• Passage shown:
+ + + + + + +

This brief outline (for it is nothing more) of a state of rural society which many of our older readers must have witnessed in their youth, though few vestiges of it now remain, may perhaps to some persons seem here unnecessary or misplaced; but, besides our desire to present to English readers a picture, sketched from real life, of the lovely simplicity of the olden day, we think that it will serve as a key to much of what is most interesting in the subject of this memoir; for in a household somewhat similar to the one we have described were spent the early years of Alexander Waugh; and to the influence of such scenes upon a heart of no ordinary sensibility, may be fairly ascribed many of the most valuable, as well as delightful, traits of his character.

+ + + + + + +

[Annotated region listings]
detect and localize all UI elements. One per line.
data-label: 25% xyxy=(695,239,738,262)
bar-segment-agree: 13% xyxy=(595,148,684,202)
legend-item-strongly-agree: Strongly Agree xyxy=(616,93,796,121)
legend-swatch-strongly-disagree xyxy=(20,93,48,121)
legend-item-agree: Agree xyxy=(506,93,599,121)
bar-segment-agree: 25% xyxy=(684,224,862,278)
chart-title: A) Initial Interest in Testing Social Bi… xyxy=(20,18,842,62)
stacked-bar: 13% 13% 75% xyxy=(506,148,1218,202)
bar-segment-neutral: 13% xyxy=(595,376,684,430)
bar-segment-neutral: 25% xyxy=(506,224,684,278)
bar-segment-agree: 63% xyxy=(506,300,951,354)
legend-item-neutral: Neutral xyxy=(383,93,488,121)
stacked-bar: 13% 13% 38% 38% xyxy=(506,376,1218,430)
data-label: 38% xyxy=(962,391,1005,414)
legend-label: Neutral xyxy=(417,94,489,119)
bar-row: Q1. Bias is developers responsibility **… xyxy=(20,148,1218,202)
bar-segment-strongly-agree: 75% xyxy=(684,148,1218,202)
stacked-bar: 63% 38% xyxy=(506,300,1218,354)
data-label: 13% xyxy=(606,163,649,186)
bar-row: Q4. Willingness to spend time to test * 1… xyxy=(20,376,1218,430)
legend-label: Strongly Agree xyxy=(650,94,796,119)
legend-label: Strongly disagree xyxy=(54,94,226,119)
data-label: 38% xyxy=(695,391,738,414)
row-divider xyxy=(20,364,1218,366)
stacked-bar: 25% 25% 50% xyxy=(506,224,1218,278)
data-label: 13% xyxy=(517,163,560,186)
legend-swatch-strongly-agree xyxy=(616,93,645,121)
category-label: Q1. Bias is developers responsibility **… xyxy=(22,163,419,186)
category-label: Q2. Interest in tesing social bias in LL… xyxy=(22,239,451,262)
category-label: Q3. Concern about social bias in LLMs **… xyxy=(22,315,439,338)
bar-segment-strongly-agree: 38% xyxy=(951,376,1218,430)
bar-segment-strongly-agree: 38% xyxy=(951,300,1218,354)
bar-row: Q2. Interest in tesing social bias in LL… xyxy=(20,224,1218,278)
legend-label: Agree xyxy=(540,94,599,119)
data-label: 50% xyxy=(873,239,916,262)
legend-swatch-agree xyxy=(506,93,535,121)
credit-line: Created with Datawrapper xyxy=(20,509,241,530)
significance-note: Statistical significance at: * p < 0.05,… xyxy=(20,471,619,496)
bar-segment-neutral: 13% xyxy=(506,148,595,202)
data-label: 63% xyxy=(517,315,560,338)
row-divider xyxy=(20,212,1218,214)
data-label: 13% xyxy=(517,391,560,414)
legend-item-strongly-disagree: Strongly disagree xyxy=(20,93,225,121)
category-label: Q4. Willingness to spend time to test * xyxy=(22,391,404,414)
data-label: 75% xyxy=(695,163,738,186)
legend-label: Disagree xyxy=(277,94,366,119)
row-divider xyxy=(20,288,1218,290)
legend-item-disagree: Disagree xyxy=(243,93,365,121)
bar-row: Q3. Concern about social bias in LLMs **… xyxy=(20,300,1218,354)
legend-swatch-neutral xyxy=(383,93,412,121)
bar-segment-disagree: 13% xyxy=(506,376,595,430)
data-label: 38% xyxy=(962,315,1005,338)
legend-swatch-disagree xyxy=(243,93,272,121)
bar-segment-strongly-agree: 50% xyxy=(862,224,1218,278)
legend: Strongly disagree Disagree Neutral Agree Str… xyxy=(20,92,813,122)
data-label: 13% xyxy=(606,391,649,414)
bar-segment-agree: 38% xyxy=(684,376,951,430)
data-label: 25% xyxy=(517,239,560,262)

+ + + + + + +

Retype the part of the passage on Alexander Waugh's early years that begins at the words "This brief outline" and stops after the words "of his character.".

• Written solution:
This brief outline (for it is nothing more) of a state of rural society which many of our older readers must have witnessed in their youth, though few vestiges of it now remain, may perhaps to some persons seem here unnecessary or misplaced; but, besides our desire to present to English readers a picture, sketched from real life, of the lovely simplicity of the olden day, we think that it will serve as a key to much of what is most interesting in the subject of this memoir; for in a household somewhat similar to the one we have described were spent the early years of Alexander Waugh; and to the influence of such scenes upon a heart of no ordinary sensibility, may be fairly ascribed many of the most valuable, as well as delightful, traits of his character.